(Records about charts and figures)
• • •

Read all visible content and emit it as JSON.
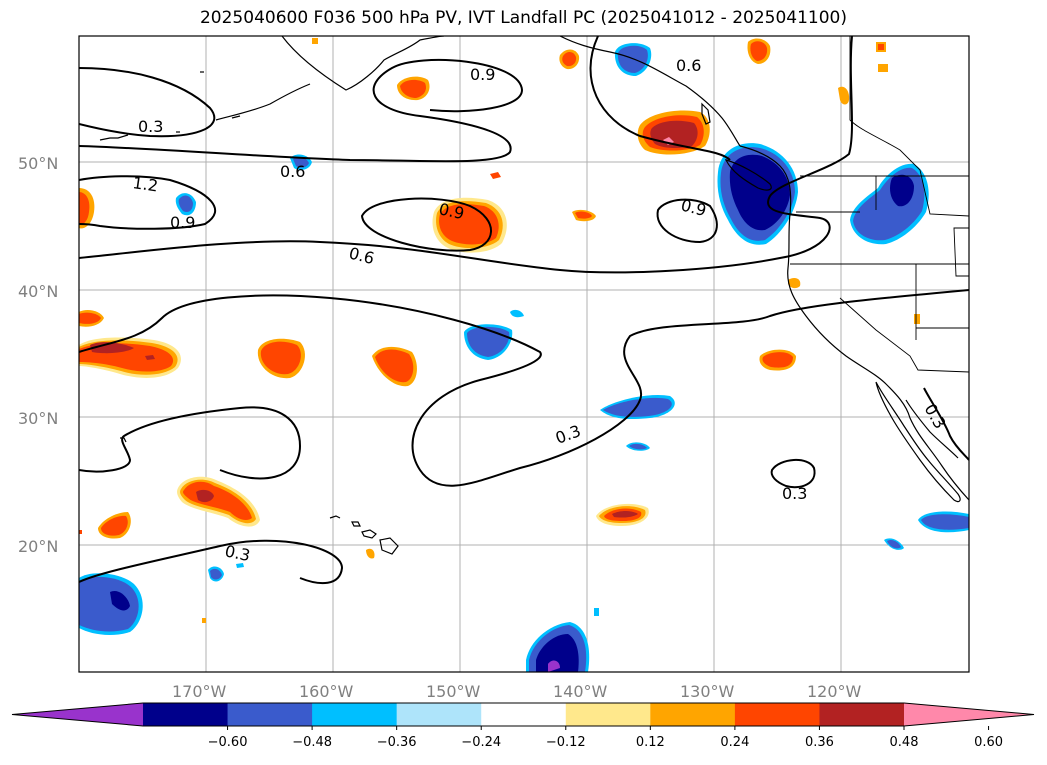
{
  "title": "2025040600 F036 500 hPa PV, IVT Landfall PC (2025041012 - 2025041100)",
  "latitude_labels": [
    "50°N",
    "40°N",
    "30°N",
    "20°N"
  ],
  "longitude_labels": [
    "170°W",
    "160°W",
    "150°W",
    "140°W",
    "130°W",
    "120°W"
  ],
  "colorbar": {
    "ticks": [
      "−0.60",
      "−0.48",
      "−0.36",
      "−0.24",
      "−0.12",
      "0.12",
      "0.24",
      "0.36",
      "0.48",
      "0.60"
    ],
    "colors": [
      "#9933cc",
      "#00008b",
      "#3a5bcc",
      "#00bfff",
      "#aee4fa",
      "#ffffff",
      "#ffe88c",
      "#ffa500",
      "#ff4500",
      "#b22222",
      "#ff88aa"
    ]
  },
  "contour_labels": [
    "0.3",
    "0.6",
    "1.2",
    "0.9",
    "0.9",
    "0.6",
    "0.9",
    "0.6",
    "0.9",
    "0.3",
    "0.3",
    "0.3",
    "0.3"
  ]
}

• • •

*Exercise directions:* Repeat each entry precisely as it appears. Leave the pictures out.

*Answer to this exercise:*
Read all visible content and emit it as JSON.
{
  "title": "2025040600 F036 500 hPa PV, IVT Landfall PC (2025041012 - 2025041100)",
  "latitude_labels": [
    "50°N",
    "40°N",
    "30°N",
    "20°N"
  ],
  "longitude_labels": [
    "170°W",
    "160°W",
    "150°W",
    "140°W",
    "130°W",
    "120°W"
  ],
  "colorbar": {
    "ticks": [
      "−0.60",
      "−0.48",
      "−0.36",
      "−0.24",
      "−0.12",
      "0.12",
      "0.24",
      "0.36",
      "0.48",
      "0.60"
    ],
    "colors": [
      "#9933cc",
      "#00008b",
      "#3a5bcc",
      "#00bfff",
      "#aee4fa",
      "#ffffff",
      "#ffe88c",
      "#ffa500",
      "#ff4500",
      "#b22222",
      "#ff88aa"
    ]
  },
  "contour_labels": [
    "0.3",
    "0.6",
    "1.2",
    "0.9",
    "0.9",
    "0.6",
    "0.9",
    "0.6",
    "0.9",
    "0.3",
    "0.3",
    "0.3",
    "0.3"
  ]
}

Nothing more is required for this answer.